STATED GOAL
Give back the full listing verbatim, apart from its images.

** START OF SUPPLIED ENTRIES **

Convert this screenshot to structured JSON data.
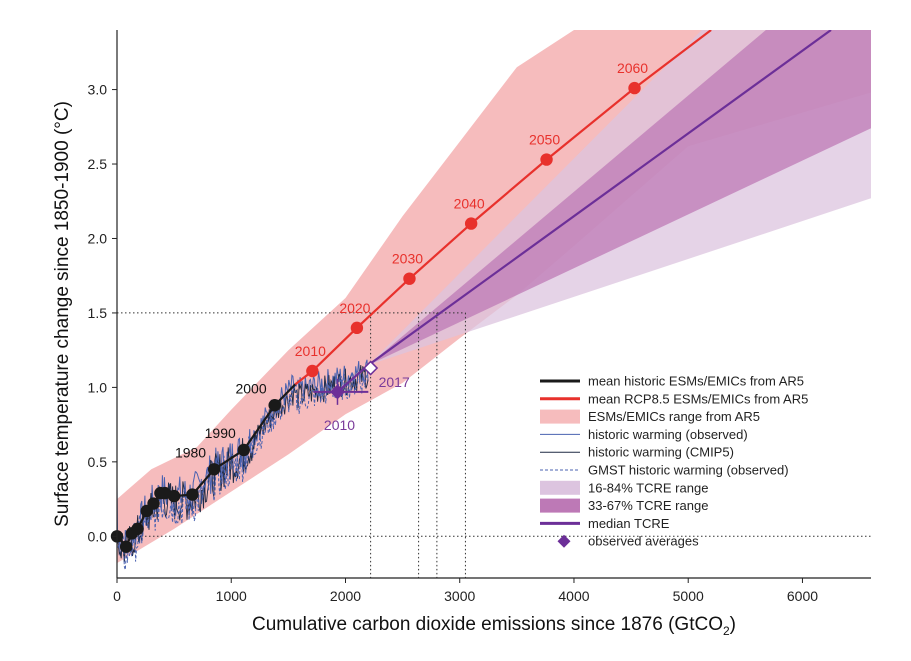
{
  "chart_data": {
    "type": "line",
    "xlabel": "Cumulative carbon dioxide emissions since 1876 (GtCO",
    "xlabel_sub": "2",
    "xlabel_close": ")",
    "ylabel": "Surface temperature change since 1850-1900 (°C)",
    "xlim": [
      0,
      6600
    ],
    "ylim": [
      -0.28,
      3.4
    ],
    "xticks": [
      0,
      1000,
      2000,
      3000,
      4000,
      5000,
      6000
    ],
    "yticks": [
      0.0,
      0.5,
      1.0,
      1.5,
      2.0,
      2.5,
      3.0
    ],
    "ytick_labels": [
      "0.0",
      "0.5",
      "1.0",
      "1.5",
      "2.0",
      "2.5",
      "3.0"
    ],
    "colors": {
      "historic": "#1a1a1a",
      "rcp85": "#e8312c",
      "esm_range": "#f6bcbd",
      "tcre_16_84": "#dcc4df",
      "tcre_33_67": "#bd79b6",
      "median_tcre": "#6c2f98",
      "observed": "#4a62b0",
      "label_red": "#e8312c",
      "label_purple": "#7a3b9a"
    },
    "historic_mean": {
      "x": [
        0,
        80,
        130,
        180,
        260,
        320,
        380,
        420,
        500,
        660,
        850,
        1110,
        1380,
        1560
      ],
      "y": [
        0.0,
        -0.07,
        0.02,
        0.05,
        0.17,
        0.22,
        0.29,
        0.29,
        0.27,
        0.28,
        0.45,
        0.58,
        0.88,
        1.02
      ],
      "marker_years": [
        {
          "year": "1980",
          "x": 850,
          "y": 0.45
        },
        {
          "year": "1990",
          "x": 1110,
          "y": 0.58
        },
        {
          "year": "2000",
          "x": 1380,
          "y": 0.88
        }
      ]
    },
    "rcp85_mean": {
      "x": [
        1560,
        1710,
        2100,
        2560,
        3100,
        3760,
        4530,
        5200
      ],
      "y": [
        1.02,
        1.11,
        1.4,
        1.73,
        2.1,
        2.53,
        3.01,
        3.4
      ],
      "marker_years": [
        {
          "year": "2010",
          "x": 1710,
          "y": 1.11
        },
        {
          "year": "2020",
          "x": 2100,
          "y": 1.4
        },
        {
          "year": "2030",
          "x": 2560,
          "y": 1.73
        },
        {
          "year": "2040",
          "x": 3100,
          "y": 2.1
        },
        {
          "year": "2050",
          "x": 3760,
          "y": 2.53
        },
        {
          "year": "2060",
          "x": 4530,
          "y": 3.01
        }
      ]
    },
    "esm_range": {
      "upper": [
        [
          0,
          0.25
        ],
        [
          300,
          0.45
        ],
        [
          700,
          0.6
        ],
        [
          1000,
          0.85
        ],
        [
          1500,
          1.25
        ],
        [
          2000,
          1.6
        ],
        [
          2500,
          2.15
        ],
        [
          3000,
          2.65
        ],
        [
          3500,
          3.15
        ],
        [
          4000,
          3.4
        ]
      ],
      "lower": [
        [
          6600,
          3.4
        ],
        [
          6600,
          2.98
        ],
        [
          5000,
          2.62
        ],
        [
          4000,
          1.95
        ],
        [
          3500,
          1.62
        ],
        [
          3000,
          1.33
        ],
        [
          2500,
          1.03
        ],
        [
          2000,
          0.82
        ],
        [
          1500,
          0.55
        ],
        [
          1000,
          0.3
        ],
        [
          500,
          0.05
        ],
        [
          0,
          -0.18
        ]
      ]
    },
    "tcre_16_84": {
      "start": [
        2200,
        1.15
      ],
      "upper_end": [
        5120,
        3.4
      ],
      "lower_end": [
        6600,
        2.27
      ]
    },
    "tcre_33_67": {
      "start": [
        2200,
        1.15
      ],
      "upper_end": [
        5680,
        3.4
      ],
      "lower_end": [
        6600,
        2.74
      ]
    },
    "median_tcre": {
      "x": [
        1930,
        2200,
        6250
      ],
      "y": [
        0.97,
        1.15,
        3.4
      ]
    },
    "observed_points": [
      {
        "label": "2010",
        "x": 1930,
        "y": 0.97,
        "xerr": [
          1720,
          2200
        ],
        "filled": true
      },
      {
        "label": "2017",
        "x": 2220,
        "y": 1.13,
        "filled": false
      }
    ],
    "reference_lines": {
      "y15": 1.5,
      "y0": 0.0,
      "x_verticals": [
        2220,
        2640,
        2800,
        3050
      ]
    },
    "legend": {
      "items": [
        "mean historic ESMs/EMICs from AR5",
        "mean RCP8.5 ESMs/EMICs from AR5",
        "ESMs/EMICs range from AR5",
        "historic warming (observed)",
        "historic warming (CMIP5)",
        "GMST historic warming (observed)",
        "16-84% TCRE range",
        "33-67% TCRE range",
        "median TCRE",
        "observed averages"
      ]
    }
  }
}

** END OF SUPPLIED ENTRIES **

RESPONSE BELOW
Convert this screenshot to structured JSON data.
{
  "chart_data": {
    "type": "line",
    "xlabel": "Cumulative carbon dioxide emissions since 1876 (GtCO",
    "xlabel_sub": "2",
    "xlabel_close": ")",
    "ylabel": "Surface temperature change since 1850-1900 (°C)",
    "xlim": [
      0,
      6600
    ],
    "ylim": [
      -0.28,
      3.4
    ],
    "xticks": [
      0,
      1000,
      2000,
      3000,
      4000,
      5000,
      6000
    ],
    "yticks": [
      0.0,
      0.5,
      1.0,
      1.5,
      2.0,
      2.5,
      3.0
    ],
    "ytick_labels": [
      "0.0",
      "0.5",
      "1.0",
      "1.5",
      "2.0",
      "2.5",
      "3.0"
    ],
    "colors": {
      "historic": "#1a1a1a",
      "rcp85": "#e8312c",
      "esm_range": "#f6bcbd",
      "tcre_16_84": "#dcc4df",
      "tcre_33_67": "#bd79b6",
      "median_tcre": "#6c2f98",
      "observed": "#4a62b0",
      "label_red": "#e8312c",
      "label_purple": "#7a3b9a"
    },
    "historic_mean": {
      "x": [
        0,
        80,
        130,
        180,
        260,
        320,
        380,
        420,
        500,
        660,
        850,
        1110,
        1380,
        1560
      ],
      "y": [
        0.0,
        -0.07,
        0.02,
        0.05,
        0.17,
        0.22,
        0.29,
        0.29,
        0.27,
        0.28,
        0.45,
        0.58,
        0.88,
        1.02
      ],
      "marker_years": [
        {
          "year": "1980",
          "x": 850,
          "y": 0.45
        },
        {
          "year": "1990",
          "x": 1110,
          "y": 0.58
        },
        {
          "year": "2000",
          "x": 1380,
          "y": 0.88
        }
      ]
    },
    "rcp85_mean": {
      "x": [
        1560,
        1710,
        2100,
        2560,
        3100,
        3760,
        4530,
        5200
      ],
      "y": [
        1.02,
        1.11,
        1.4,
        1.73,
        2.1,
        2.53,
        3.01,
        3.4
      ],
      "marker_years": [
        {
          "year": "2010",
          "x": 1710,
          "y": 1.11
        },
        {
          "year": "2020",
          "x": 2100,
          "y": 1.4
        },
        {
          "year": "2030",
          "x": 2560,
          "y": 1.73
        },
        {
          "year": "2040",
          "x": 3100,
          "y": 2.1
        },
        {
          "year": "2050",
          "x": 3760,
          "y": 2.53
        },
        {
          "year": "2060",
          "x": 4530,
          "y": 3.01
        }
      ]
    },
    "esm_range": {
      "upper": [
        [
          0,
          0.25
        ],
        [
          300,
          0.45
        ],
        [
          700,
          0.6
        ],
        [
          1000,
          0.85
        ],
        [
          1500,
          1.25
        ],
        [
          2000,
          1.6
        ],
        [
          2500,
          2.15
        ],
        [
          3000,
          2.65
        ],
        [
          3500,
          3.15
        ],
        [
          4000,
          3.4
        ]
      ],
      "lower": [
        [
          6600,
          3.4
        ],
        [
          6600,
          2.98
        ],
        [
          5000,
          2.62
        ],
        [
          4000,
          1.95
        ],
        [
          3500,
          1.62
        ],
        [
          3000,
          1.33
        ],
        [
          2500,
          1.03
        ],
        [
          2000,
          0.82
        ],
        [
          1500,
          0.55
        ],
        [
          1000,
          0.3
        ],
        [
          500,
          0.05
        ],
        [
          0,
          -0.18
        ]
      ]
    },
    "tcre_16_84": {
      "start": [
        2200,
        1.15
      ],
      "upper_end": [
        5120,
        3.4
      ],
      "lower_end": [
        6600,
        2.27
      ]
    },
    "tcre_33_67": {
      "start": [
        2200,
        1.15
      ],
      "upper_end": [
        5680,
        3.4
      ],
      "lower_end": [
        6600,
        2.74
      ]
    },
    "median_tcre": {
      "x": [
        1930,
        2200,
        6250
      ],
      "y": [
        0.97,
        1.15,
        3.4
      ]
    },
    "observed_points": [
      {
        "label": "2010",
        "x": 1930,
        "y": 0.97,
        "xerr": [
          1720,
          2200
        ],
        "filled": true
      },
      {
        "label": "2017",
        "x": 2220,
        "y": 1.13,
        "filled": false
      }
    ],
    "reference_lines": {
      "y15": 1.5,
      "y0": 0.0,
      "x_verticals": [
        2220,
        2640,
        2800,
        3050
      ]
    },
    "legend": {
      "items": [
        "mean historic ESMs/EMICs from AR5",
        "mean RCP8.5 ESMs/EMICs from AR5",
        "ESMs/EMICs range from AR5",
        "historic warming (observed)",
        "historic warming (CMIP5)",
        "GMST historic warming (observed)",
        "16-84% TCRE range",
        "33-67% TCRE range",
        "median TCRE",
        "observed averages"
      ]
    }
  }
}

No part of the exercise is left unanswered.